▶ **PROVIDED TEXT**
★ ★ ★ ★
Uber, the San Francisco based ride-hailing service with annual revenue of $2.95 billion wants to float an Initial Public Offering but it can’t. The team is, however, being held back by the United States government who is yet to approve Uber’s biggest investor board members, per a CNBC report. But that is not the only hurdle the ride-sharing startup faces.
While the IPO market faces many challenges, Marcelo Claure, and Rajeev Misra, SoftBank’s representatives on Uber’s board, are waiting for the go-ahead from the authorities, a decision that is ultimately delaying the Startup’s IPO. Softbank joined Uber’s investor list with an $8 billion deal which saw a consortium of investors acquire a 15 percent stake in the ride-hailing company last year. The deal included a huge purchase of shares from existing Uber investors and employees at a $48 billion discounted valuation, which was a 30 percent drop from Uber’s most recent valuation of $68 billion.
The mega-deal also transformed the shot-calling at the valuable startup, as the size of the board has been increased to include 17 people, with two from SoftBank. The Japanese investor said its seats would go to Marcelo Claure, the company’s operating chief and executive chairman of Sprint, and Rajeev Misra, the head of SoftBank’s Vision Fund.
★ ★ ★ ★
▶ **USING THE INFORMATION**
A. Write out the passage of the Uber article starting at "While the IPO" and ending at "of $68 billion.".
B. According to the Uber article, how many people does Uber's enlarged board include?

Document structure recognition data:
★ ★ ★ ★
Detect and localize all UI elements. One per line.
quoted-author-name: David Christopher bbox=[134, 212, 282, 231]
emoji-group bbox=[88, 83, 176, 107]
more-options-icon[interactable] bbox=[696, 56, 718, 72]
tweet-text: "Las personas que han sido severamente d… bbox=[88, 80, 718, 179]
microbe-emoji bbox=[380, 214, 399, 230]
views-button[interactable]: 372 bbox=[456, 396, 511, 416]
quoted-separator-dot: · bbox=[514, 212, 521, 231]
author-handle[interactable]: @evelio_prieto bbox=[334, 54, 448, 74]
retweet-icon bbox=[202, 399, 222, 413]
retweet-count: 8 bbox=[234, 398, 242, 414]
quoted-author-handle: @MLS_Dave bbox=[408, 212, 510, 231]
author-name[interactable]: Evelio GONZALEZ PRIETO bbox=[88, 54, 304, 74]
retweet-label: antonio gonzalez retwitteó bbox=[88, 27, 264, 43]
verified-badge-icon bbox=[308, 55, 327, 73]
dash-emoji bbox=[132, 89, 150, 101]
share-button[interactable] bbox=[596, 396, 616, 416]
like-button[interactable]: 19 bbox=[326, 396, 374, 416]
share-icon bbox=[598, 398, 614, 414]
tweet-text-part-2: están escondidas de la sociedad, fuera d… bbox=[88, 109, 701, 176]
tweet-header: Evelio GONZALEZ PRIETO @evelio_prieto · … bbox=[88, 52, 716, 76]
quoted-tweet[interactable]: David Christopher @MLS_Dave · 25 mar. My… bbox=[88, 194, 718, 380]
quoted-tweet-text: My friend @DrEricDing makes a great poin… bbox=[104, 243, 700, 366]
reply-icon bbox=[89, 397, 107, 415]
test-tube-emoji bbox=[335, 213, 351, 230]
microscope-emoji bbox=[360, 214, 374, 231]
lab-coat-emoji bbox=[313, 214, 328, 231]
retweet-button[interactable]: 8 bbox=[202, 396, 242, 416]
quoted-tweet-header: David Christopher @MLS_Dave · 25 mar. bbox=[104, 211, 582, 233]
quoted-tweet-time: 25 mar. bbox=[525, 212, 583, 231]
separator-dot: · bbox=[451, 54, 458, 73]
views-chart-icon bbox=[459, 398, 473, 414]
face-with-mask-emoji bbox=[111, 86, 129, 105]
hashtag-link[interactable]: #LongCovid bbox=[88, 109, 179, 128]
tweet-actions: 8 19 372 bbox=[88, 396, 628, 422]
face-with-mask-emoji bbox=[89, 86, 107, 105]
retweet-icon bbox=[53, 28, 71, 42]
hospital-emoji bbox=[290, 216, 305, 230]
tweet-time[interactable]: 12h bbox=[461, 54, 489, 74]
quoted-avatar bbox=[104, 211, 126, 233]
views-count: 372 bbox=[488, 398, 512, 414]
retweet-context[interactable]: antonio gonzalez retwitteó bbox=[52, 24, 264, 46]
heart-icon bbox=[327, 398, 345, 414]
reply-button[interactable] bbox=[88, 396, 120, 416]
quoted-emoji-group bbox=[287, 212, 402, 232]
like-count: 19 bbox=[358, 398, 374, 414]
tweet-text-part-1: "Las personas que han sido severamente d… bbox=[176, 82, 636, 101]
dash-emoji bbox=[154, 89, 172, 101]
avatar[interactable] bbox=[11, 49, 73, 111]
★ ★ ★ ★
▶ **EXPECTED RESULTS**
A.
While the IPO market faces many challenges, Marcelo Claure, and Rajeev Misra, SoftBank’s representatives on Uber’s board, are waiting for the go-ahead from the authorities, a decision that is ultimately delaying the Startup’s IPO. Softbank joined Uber’s investor list with an $8 billion deal which saw a consortium of investors acquire a 15 percent stake in the ride-hailing company last year. The deal included a huge purchase of shares from existing Uber investors and employees at a $48 billion discounted valuation, which was a 30 percent drop from Uber’s most recent valuation of $68 billion.

B. 17 people